PROVIDED RECORDS start
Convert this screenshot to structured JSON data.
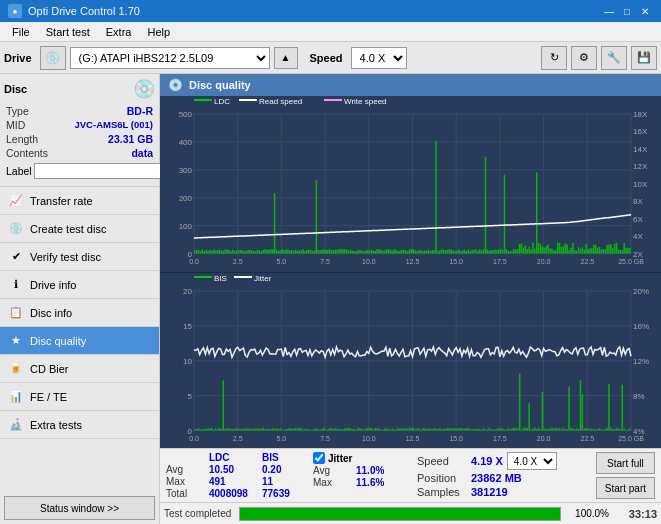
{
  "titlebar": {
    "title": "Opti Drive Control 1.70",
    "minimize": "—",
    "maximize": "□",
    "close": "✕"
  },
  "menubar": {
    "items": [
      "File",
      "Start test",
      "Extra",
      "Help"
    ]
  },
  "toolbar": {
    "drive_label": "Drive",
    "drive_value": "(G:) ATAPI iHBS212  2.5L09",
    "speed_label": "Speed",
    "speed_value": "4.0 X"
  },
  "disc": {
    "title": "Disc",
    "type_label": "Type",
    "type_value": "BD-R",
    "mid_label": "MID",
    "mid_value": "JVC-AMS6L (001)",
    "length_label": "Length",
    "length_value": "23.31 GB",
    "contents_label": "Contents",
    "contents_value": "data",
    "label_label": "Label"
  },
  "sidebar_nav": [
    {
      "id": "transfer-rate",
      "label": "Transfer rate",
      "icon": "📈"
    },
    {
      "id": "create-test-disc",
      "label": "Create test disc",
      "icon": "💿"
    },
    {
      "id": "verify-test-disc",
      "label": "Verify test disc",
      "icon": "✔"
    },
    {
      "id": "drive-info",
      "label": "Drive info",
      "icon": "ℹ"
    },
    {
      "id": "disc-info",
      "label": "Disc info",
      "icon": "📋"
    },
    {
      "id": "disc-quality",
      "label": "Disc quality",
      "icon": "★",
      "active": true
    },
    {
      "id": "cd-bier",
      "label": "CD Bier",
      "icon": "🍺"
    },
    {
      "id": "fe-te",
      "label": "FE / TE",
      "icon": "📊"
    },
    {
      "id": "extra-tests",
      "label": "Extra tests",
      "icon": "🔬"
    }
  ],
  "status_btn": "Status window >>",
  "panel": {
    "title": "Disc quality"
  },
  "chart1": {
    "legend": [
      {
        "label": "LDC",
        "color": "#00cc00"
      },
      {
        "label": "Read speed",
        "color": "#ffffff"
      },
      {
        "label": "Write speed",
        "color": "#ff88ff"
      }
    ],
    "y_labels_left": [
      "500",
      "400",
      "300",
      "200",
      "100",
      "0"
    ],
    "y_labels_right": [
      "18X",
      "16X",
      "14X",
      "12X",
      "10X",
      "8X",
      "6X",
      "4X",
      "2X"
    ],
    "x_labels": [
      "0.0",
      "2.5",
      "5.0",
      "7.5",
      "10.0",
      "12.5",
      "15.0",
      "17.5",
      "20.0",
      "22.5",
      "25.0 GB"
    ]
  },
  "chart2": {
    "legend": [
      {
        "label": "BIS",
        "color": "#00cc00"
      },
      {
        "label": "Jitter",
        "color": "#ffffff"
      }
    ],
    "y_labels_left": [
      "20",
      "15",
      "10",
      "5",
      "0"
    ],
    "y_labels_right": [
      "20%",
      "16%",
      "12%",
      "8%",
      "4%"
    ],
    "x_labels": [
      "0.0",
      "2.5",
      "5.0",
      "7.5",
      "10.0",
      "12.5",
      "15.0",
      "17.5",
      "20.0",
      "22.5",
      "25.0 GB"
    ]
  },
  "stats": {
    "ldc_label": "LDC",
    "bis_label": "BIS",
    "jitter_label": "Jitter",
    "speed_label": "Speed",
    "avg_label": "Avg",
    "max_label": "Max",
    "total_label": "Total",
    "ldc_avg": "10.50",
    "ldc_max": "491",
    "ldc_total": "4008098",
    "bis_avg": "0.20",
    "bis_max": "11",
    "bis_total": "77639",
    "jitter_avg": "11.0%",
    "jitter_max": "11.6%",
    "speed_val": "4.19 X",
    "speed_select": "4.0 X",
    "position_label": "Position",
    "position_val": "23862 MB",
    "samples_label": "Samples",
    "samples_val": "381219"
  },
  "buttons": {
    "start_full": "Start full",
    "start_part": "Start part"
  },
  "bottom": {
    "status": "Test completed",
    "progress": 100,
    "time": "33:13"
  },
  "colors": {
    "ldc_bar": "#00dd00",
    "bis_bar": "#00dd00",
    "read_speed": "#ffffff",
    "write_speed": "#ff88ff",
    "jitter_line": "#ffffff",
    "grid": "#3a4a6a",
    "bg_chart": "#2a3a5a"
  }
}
PROVIDED RECORDS end
*SHORT PROBLEM:*
Pictures are excluded; copy every other part of the records exactly.

*RESULT FOR THIS TASK:*
Convert this screenshot to structured JSON data.
{
  "titlebar": {
    "title": "Opti Drive Control 1.70",
    "minimize": "—",
    "maximize": "□",
    "close": "✕"
  },
  "menubar": {
    "items": [
      "File",
      "Start test",
      "Extra",
      "Help"
    ]
  },
  "toolbar": {
    "drive_label": "Drive",
    "drive_value": "(G:) ATAPI iHBS212  2.5L09",
    "speed_label": "Speed",
    "speed_value": "4.0 X"
  },
  "disc": {
    "title": "Disc",
    "type_label": "Type",
    "type_value": "BD-R",
    "mid_label": "MID",
    "mid_value": "JVC-AMS6L (001)",
    "length_label": "Length",
    "length_value": "23.31 GB",
    "contents_label": "Contents",
    "contents_value": "data",
    "label_label": "Label"
  },
  "sidebar_nav": [
    {
      "id": "transfer-rate",
      "label": "Transfer rate",
      "icon": "📈"
    },
    {
      "id": "create-test-disc",
      "label": "Create test disc",
      "icon": "💿"
    },
    {
      "id": "verify-test-disc",
      "label": "Verify test disc",
      "icon": "✔"
    },
    {
      "id": "drive-info",
      "label": "Drive info",
      "icon": "ℹ"
    },
    {
      "id": "disc-info",
      "label": "Disc info",
      "icon": "📋"
    },
    {
      "id": "disc-quality",
      "label": "Disc quality",
      "icon": "★",
      "active": true
    },
    {
      "id": "cd-bier",
      "label": "CD Bier",
      "icon": "🍺"
    },
    {
      "id": "fe-te",
      "label": "FE / TE",
      "icon": "📊"
    },
    {
      "id": "extra-tests",
      "label": "Extra tests",
      "icon": "🔬"
    }
  ],
  "status_btn": "Status window >>",
  "panel": {
    "title": "Disc quality"
  },
  "chart1": {
    "legend": [
      {
        "label": "LDC",
        "color": "#00cc00"
      },
      {
        "label": "Read speed",
        "color": "#ffffff"
      },
      {
        "label": "Write speed",
        "color": "#ff88ff"
      }
    ],
    "y_labels_left": [
      "500",
      "400",
      "300",
      "200",
      "100",
      "0"
    ],
    "y_labels_right": [
      "18X",
      "16X",
      "14X",
      "12X",
      "10X",
      "8X",
      "6X",
      "4X",
      "2X"
    ],
    "x_labels": [
      "0.0",
      "2.5",
      "5.0",
      "7.5",
      "10.0",
      "12.5",
      "15.0",
      "17.5",
      "20.0",
      "22.5",
      "25.0 GB"
    ]
  },
  "chart2": {
    "legend": [
      {
        "label": "BIS",
        "color": "#00cc00"
      },
      {
        "label": "Jitter",
        "color": "#ffffff"
      }
    ],
    "y_labels_left": [
      "20",
      "15",
      "10",
      "5",
      "0"
    ],
    "y_labels_right": [
      "20%",
      "16%",
      "12%",
      "8%",
      "4%"
    ],
    "x_labels": [
      "0.0",
      "2.5",
      "5.0",
      "7.5",
      "10.0",
      "12.5",
      "15.0",
      "17.5",
      "20.0",
      "22.5",
      "25.0 GB"
    ]
  },
  "stats": {
    "ldc_label": "LDC",
    "bis_label": "BIS",
    "jitter_label": "Jitter",
    "speed_label": "Speed",
    "avg_label": "Avg",
    "max_label": "Max",
    "total_label": "Total",
    "ldc_avg": "10.50",
    "ldc_max": "491",
    "ldc_total": "4008098",
    "bis_avg": "0.20",
    "bis_max": "11",
    "bis_total": "77639",
    "jitter_avg": "11.0%",
    "jitter_max": "11.6%",
    "speed_val": "4.19 X",
    "speed_select": "4.0 X",
    "position_label": "Position",
    "position_val": "23862 MB",
    "samples_label": "Samples",
    "samples_val": "381219"
  },
  "buttons": {
    "start_full": "Start full",
    "start_part": "Start part"
  },
  "bottom": {
    "status": "Test completed",
    "progress": 100,
    "time": "33:13"
  },
  "colors": {
    "ldc_bar": "#00dd00",
    "bis_bar": "#00dd00",
    "read_speed": "#ffffff",
    "write_speed": "#ff88ff",
    "jitter_line": "#ffffff",
    "grid": "#3a4a6a",
    "bg_chart": "#2a3a5a"
  }
}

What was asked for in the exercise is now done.